## Objective
Select the lines of the records containing the word "محرم" and list them.

## Information provided
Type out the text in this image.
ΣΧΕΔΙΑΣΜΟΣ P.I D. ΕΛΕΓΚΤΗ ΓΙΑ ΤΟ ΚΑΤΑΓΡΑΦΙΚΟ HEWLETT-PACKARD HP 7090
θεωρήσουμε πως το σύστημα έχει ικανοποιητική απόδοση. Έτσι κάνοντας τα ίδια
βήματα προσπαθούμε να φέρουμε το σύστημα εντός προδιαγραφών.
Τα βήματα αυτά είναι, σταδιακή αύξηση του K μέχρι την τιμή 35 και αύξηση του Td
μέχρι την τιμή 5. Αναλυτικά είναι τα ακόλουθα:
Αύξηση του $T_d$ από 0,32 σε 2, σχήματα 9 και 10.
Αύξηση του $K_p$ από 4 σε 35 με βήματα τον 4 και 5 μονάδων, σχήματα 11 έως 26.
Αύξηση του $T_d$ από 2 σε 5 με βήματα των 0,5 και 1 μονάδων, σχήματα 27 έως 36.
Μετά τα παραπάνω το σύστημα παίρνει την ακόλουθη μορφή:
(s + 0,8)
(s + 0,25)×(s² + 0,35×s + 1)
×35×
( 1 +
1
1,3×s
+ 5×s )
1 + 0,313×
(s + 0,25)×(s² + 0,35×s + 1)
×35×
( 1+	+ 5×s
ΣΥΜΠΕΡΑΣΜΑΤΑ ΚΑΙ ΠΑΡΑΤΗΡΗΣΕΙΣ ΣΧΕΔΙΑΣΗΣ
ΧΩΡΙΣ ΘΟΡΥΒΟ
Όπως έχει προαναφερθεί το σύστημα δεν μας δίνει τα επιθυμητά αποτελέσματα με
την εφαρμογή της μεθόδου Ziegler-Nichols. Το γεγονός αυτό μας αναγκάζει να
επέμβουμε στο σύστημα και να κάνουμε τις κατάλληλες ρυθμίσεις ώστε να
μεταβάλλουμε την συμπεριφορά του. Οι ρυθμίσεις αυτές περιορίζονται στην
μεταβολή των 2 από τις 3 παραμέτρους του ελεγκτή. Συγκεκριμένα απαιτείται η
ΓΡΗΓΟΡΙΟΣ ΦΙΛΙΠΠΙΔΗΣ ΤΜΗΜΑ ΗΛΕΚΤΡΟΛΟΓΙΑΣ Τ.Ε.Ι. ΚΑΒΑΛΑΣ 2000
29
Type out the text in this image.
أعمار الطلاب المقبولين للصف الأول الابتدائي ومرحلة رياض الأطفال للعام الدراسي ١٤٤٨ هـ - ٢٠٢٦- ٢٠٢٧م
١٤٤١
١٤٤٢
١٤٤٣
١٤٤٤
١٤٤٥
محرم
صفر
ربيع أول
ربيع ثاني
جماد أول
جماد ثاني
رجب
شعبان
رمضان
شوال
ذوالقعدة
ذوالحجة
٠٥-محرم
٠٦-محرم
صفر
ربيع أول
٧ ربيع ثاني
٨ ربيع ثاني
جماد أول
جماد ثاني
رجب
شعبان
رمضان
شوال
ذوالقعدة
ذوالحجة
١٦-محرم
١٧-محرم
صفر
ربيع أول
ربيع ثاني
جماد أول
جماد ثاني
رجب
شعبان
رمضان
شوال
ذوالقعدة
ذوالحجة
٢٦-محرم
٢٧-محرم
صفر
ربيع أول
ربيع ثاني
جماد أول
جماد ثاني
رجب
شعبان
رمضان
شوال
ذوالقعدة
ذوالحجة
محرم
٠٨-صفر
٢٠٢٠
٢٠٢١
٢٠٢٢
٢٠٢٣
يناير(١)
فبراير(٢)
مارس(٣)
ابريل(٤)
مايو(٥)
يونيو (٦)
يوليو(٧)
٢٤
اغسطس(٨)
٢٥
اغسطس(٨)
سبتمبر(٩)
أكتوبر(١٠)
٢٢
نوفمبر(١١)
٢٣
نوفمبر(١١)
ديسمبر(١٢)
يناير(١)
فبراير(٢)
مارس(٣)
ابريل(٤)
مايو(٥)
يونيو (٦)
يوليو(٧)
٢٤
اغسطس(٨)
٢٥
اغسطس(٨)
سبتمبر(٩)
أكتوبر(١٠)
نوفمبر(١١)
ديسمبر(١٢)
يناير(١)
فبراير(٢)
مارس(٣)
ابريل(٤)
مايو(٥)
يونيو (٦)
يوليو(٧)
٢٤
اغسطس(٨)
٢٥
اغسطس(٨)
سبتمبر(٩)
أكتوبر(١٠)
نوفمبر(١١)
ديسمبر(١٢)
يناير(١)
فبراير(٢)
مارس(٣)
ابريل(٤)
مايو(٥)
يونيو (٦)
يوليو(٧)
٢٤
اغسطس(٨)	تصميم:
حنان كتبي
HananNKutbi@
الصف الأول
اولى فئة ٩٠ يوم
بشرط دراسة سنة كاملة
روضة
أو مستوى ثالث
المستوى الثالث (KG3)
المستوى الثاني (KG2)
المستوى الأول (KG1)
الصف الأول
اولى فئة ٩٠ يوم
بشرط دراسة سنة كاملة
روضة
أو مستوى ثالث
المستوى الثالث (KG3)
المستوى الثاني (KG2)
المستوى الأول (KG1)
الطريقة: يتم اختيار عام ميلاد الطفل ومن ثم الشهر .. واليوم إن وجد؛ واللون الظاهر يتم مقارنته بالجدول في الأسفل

## Result
محرم
٠٥-محرم
٠٦-محرم
١٦-محرم
١٧-محرم
٢٦-محرم
٢٧-محرم
محرم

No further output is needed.